_DATASET RECORDS_
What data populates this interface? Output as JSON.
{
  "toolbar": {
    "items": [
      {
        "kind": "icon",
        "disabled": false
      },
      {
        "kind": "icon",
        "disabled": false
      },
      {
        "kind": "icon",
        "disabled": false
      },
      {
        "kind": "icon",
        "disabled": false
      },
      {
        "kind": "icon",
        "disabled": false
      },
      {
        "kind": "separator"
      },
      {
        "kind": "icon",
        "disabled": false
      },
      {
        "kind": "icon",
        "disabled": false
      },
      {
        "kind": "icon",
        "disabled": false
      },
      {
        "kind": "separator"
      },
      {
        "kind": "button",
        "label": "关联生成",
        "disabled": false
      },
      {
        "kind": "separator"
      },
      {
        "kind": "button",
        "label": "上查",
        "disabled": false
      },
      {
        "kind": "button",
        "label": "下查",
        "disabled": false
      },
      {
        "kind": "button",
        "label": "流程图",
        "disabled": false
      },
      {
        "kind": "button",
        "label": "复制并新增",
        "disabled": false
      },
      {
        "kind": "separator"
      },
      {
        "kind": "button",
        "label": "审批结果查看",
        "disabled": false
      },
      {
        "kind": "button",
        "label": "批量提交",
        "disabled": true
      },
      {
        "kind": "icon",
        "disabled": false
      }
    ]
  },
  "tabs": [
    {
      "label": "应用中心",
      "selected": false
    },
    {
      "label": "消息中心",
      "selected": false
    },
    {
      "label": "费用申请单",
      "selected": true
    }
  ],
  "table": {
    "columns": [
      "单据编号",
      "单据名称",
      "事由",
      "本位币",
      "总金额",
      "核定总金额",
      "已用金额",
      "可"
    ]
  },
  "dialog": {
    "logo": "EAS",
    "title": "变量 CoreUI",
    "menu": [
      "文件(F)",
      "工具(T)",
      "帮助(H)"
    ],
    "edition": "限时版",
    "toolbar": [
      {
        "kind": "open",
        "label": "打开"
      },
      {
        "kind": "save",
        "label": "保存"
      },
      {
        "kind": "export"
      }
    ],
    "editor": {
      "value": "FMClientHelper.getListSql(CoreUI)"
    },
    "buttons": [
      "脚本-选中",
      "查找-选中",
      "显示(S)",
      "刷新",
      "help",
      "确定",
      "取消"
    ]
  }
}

_REQUIRED WORK_
Write out the full listing exactly as given.

_FULL OUTPUT_
What data populates this interface? Output as JSON.
{
  "toolbar": {
    "items": [
      {
        "kind": "icon",
        "disabled": false
      },
      {
        "kind": "icon",
        "disabled": false
      },
      {
        "kind": "icon",
        "disabled": false
      },
      {
        "kind": "icon",
        "disabled": false
      },
      {
        "kind": "icon",
        "disabled": false
      },
      {
        "kind": "separator"
      },
      {
        "kind": "icon",
        "disabled": false
      },
      {
        "kind": "icon",
        "disabled": false
      },
      {
        "kind": "icon",
        "disabled": false
      },
      {
        "kind": "separator"
      },
      {
        "kind": "button",
        "label": "关联生成",
        "disabled": false
      },
      {
        "kind": "separator"
      },
      {
        "kind": "button",
        "label": "上查",
        "disabled": false
      },
      {
        "kind": "button",
        "label": "下查",
        "disabled": false
      },
      {
        "kind": "button",
        "label": "流程图",
        "disabled": false
      },
      {
        "kind": "button",
        "label": "复制并新增",
        "disabled": false
      },
      {
        "kind": "separator"
      },
      {
        "kind": "button",
        "label": "审批结果查看",
        "disabled": false
      },
      {
        "kind": "button",
        "label": "批量提交",
        "disabled": true
      },
      {
        "kind": "icon",
        "disabled": false
      }
    ]
  },
  "tabs": [
    {
      "label": "应用中心",
      "selected": false
    },
    {
      "label": "消息中心",
      "selected": false
    },
    {
      "label": "费用申请单",
      "selected": true
    }
  ],
  "table": {
    "columns": [
      "单据编号",
      "单据名称",
      "事由",
      "本位币",
      "总金额",
      "核定总金额",
      "已用金额",
      "可"
    ]
  },
  "dialog": {
    "logo": "EAS",
    "title": "变量 CoreUI",
    "menu": [
      "文件(F)",
      "工具(T)",
      "帮助(H)"
    ],
    "edition": "限时版",
    "toolbar": [
      {
        "kind": "open",
        "label": "打开"
      },
      {
        "kind": "save",
        "label": "保存"
      },
      {
        "kind": "export"
      }
    ],
    "editor": {
      "value": "FMClientHelper.getListSql(CoreUI)"
    },
    "buttons": [
      "脚本-选中",
      "查找-选中",
      "显示(S)",
      "刷新",
      "help",
      "确定",
      "取消"
    ]
  }
}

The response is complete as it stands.